_Given task_:
Output all of the entries exactly as written.

Excerpts from a figure dataset
***
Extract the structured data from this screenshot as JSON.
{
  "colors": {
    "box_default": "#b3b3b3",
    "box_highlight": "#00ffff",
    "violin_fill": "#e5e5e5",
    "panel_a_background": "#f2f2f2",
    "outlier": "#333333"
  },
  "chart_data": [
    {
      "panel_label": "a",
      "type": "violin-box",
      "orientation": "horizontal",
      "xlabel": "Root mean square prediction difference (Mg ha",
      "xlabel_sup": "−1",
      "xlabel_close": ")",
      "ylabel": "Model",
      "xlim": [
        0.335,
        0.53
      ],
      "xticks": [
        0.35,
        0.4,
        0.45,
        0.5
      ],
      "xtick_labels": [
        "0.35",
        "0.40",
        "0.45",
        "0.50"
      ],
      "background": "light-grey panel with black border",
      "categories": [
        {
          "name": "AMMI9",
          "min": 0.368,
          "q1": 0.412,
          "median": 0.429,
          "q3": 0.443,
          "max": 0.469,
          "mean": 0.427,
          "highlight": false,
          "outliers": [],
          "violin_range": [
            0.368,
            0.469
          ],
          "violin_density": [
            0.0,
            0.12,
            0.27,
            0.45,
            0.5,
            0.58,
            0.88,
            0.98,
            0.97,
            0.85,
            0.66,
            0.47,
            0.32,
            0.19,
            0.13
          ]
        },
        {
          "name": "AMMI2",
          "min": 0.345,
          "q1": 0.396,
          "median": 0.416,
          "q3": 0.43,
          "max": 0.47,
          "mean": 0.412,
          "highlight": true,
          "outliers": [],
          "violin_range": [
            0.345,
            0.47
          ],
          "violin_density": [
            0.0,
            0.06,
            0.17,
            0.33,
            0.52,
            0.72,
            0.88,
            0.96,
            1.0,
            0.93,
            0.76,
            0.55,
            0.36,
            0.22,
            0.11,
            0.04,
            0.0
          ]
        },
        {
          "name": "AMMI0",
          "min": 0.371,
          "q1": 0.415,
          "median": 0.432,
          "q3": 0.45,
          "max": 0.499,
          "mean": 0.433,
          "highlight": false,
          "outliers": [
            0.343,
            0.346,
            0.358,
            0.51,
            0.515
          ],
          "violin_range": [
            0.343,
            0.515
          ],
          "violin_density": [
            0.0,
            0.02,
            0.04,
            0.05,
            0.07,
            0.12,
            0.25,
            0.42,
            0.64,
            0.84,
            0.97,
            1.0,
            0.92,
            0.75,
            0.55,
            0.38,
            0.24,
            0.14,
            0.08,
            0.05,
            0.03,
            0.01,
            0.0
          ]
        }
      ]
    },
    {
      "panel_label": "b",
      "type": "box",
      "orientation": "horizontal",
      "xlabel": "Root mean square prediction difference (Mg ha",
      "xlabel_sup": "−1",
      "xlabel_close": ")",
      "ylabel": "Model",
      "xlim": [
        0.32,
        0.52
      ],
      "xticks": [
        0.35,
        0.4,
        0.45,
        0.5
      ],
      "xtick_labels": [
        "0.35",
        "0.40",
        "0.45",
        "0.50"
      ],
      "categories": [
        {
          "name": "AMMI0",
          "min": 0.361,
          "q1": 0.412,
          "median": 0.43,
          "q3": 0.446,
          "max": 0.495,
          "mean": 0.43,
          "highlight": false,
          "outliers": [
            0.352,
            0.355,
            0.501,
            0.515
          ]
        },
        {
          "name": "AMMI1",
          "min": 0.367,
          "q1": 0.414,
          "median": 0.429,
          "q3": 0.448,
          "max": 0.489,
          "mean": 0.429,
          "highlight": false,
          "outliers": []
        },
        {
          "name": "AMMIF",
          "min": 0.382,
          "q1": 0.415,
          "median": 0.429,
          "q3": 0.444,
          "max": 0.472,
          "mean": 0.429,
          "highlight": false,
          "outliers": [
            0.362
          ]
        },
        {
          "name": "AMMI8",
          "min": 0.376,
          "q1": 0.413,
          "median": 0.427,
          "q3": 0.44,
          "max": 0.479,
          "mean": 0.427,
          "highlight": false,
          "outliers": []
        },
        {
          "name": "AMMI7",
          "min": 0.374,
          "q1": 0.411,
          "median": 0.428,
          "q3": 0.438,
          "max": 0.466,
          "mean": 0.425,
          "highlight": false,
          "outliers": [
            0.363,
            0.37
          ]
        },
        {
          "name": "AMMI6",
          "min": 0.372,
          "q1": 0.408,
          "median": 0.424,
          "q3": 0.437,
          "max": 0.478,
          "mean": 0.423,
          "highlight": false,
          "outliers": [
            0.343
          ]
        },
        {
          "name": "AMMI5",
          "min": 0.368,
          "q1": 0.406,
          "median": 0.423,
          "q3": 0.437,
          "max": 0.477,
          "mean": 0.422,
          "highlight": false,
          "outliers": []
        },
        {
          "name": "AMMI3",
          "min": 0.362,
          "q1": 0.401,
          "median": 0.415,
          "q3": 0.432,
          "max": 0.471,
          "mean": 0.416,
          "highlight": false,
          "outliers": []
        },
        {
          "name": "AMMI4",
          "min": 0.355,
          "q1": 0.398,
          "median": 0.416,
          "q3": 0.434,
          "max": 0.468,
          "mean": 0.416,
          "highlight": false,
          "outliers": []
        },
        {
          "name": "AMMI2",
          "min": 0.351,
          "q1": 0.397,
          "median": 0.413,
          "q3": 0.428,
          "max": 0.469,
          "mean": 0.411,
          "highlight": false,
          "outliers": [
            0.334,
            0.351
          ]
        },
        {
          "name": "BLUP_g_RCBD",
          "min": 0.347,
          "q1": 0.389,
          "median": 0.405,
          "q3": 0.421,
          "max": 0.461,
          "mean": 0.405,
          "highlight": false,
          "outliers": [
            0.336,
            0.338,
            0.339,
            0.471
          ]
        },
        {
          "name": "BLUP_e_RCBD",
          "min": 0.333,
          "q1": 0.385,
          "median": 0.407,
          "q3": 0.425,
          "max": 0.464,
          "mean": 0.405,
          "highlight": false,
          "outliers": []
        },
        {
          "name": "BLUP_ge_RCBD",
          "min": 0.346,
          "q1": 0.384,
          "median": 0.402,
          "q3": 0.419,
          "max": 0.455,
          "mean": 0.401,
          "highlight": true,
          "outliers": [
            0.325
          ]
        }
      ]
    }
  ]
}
***
_Exercise output_:
Extract the structured data from this screenshot as JSON.
{
  "colors": {
    "box_default": "#b3b3b3",
    "box_highlight": "#00ffff",
    "violin_fill": "#e5e5e5",
    "panel_a_background": "#f2f2f2",
    "outlier": "#333333"
  },
  "chart_data": [
    {
      "panel_label": "a",
      "type": "violin-box",
      "orientation": "horizontal",
      "xlabel": "Root mean square prediction difference (Mg ha",
      "xlabel_sup": "−1",
      "xlabel_close": ")",
      "ylabel": "Model",
      "xlim": [
        0.335,
        0.53
      ],
      "xticks": [
        0.35,
        0.4,
        0.45,
        0.5
      ],
      "xtick_labels": [
        "0.35",
        "0.40",
        "0.45",
        "0.50"
      ],
      "background": "light-grey panel with black border",
      "categories": [
        {
          "name": "AMMI9",
          "min": 0.368,
          "q1": 0.412,
          "median": 0.429,
          "q3": 0.443,
          "max": 0.469,
          "mean": 0.427,
          "highlight": false,
          "outliers": [],
          "violin_range": [
            0.368,
            0.469
          ],
          "violin_density": [
            0.0,
            0.12,
            0.27,
            0.45,
            0.5,
            0.58,
            0.88,
            0.98,
            0.97,
            0.85,
            0.66,
            0.47,
            0.32,
            0.19,
            0.13
          ]
        },
        {
          "name": "AMMI2",
          "min": 0.345,
          "q1": 0.396,
          "median": 0.416,
          "q3": 0.43,
          "max": 0.47,
          "mean": 0.412,
          "highlight": true,
          "outliers": [],
          "violin_range": [
            0.345,
            0.47
          ],
          "violin_density": [
            0.0,
            0.06,
            0.17,
            0.33,
            0.52,
            0.72,
            0.88,
            0.96,
            1.0,
            0.93,
            0.76,
            0.55,
            0.36,
            0.22,
            0.11,
            0.04,
            0.0
          ]
        },
        {
          "name": "AMMI0",
          "min": 0.371,
          "q1": 0.415,
          "median": 0.432,
          "q3": 0.45,
          "max": 0.499,
          "mean": 0.433,
          "highlight": false,
          "outliers": [
            0.343,
            0.346,
            0.358,
            0.51,
            0.515
          ],
          "violin_range": [
            0.343,
            0.515
          ],
          "violin_density": [
            0.0,
            0.02,
            0.04,
            0.05,
            0.07,
            0.12,
            0.25,
            0.42,
            0.64,
            0.84,
            0.97,
            1.0,
            0.92,
            0.75,
            0.55,
            0.38,
            0.24,
            0.14,
            0.08,
            0.05,
            0.03,
            0.01,
            0.0
          ]
        }
      ]
    },
    {
      "panel_label": "b",
      "type": "box",
      "orientation": "horizontal",
      "xlabel": "Root mean square prediction difference (Mg ha",
      "xlabel_sup": "−1",
      "xlabel_close": ")",
      "ylabel": "Model",
      "xlim": [
        0.32,
        0.52
      ],
      "xticks": [
        0.35,
        0.4,
        0.45,
        0.5
      ],
      "xtick_labels": [
        "0.35",
        "0.40",
        "0.45",
        "0.50"
      ],
      "categories": [
        {
          "name": "AMMI0",
          "min": 0.361,
          "q1": 0.412,
          "median": 0.43,
          "q3": 0.446,
          "max": 0.495,
          "mean": 0.43,
          "highlight": false,
          "outliers": [
            0.352,
            0.355,
            0.501,
            0.515
          ]
        },
        {
          "name": "AMMI1",
          "min": 0.367,
          "q1": 0.414,
          "median": 0.429,
          "q3": 0.448,
          "max": 0.489,
          "mean": 0.429,
          "highlight": false,
          "outliers": []
        },
        {
          "name": "AMMIF",
          "min": 0.382,
          "q1": 0.415,
          "median": 0.429,
          "q3": 0.444,
          "max": 0.472,
          "mean": 0.429,
          "highlight": false,
          "outliers": [
            0.362
          ]
        },
        {
          "name": "AMMI8",
          "min": 0.376,
          "q1": 0.413,
          "median": 0.427,
          "q3": 0.44,
          "max": 0.479,
          "mean": 0.427,
          "highlight": false,
          "outliers": []
        },
        {
          "name": "AMMI7",
          "min": 0.374,
          "q1": 0.411,
          "median": 0.428,
          "q3": 0.438,
          "max": 0.466,
          "mean": 0.425,
          "highlight": false,
          "outliers": [
            0.363,
            0.37
          ]
        },
        {
          "name": "AMMI6",
          "min": 0.372,
          "q1": 0.408,
          "median": 0.424,
          "q3": 0.437,
          "max": 0.478,
          "mean": 0.423,
          "highlight": false,
          "outliers": [
            0.343
          ]
        },
        {
          "name": "AMMI5",
          "min": 0.368,
          "q1": 0.406,
          "median": 0.423,
          "q3": 0.437,
          "max": 0.477,
          "mean": 0.422,
          "highlight": false,
          "outliers": []
        },
        {
          "name": "AMMI3",
          "min": 0.362,
          "q1": 0.401,
          "median": 0.415,
          "q3": 0.432,
          "max": 0.471,
          "mean": 0.416,
          "highlight": false,
          "outliers": []
        },
        {
          "name": "AMMI4",
          "min": 0.355,
          "q1": 0.398,
          "median": 0.416,
          "q3": 0.434,
          "max": 0.468,
          "mean": 0.416,
          "highlight": false,
          "outliers": []
        },
        {
          "name": "AMMI2",
          "min": 0.351,
          "q1": 0.397,
          "median": 0.413,
          "q3": 0.428,
          "max": 0.469,
          "mean": 0.411,
          "highlight": false,
          "outliers": [
            0.334,
            0.351
          ]
        },
        {
          "name": "BLUP_g_RCBD",
          "min": 0.347,
          "q1": 0.389,
          "median": 0.405,
          "q3": 0.421,
          "max": 0.461,
          "mean": 0.405,
          "highlight": false,
          "outliers": [
            0.336,
            0.338,
            0.339,
            0.471
          ]
        },
        {
          "name": "BLUP_e_RCBD",
          "min": 0.333,
          "q1": 0.385,
          "median": 0.407,
          "q3": 0.425,
          "max": 0.464,
          "mean": 0.405,
          "highlight": false,
          "outliers": []
        },
        {
          "name": "BLUP_ge_RCBD",
          "min": 0.346,
          "q1": 0.384,
          "median": 0.402,
          "q3": 0.419,
          "max": 0.455,
          "mean": 0.401,
          "highlight": true,
          "outliers": [
            0.325
          ]
        }
      ]
    }
  ]
}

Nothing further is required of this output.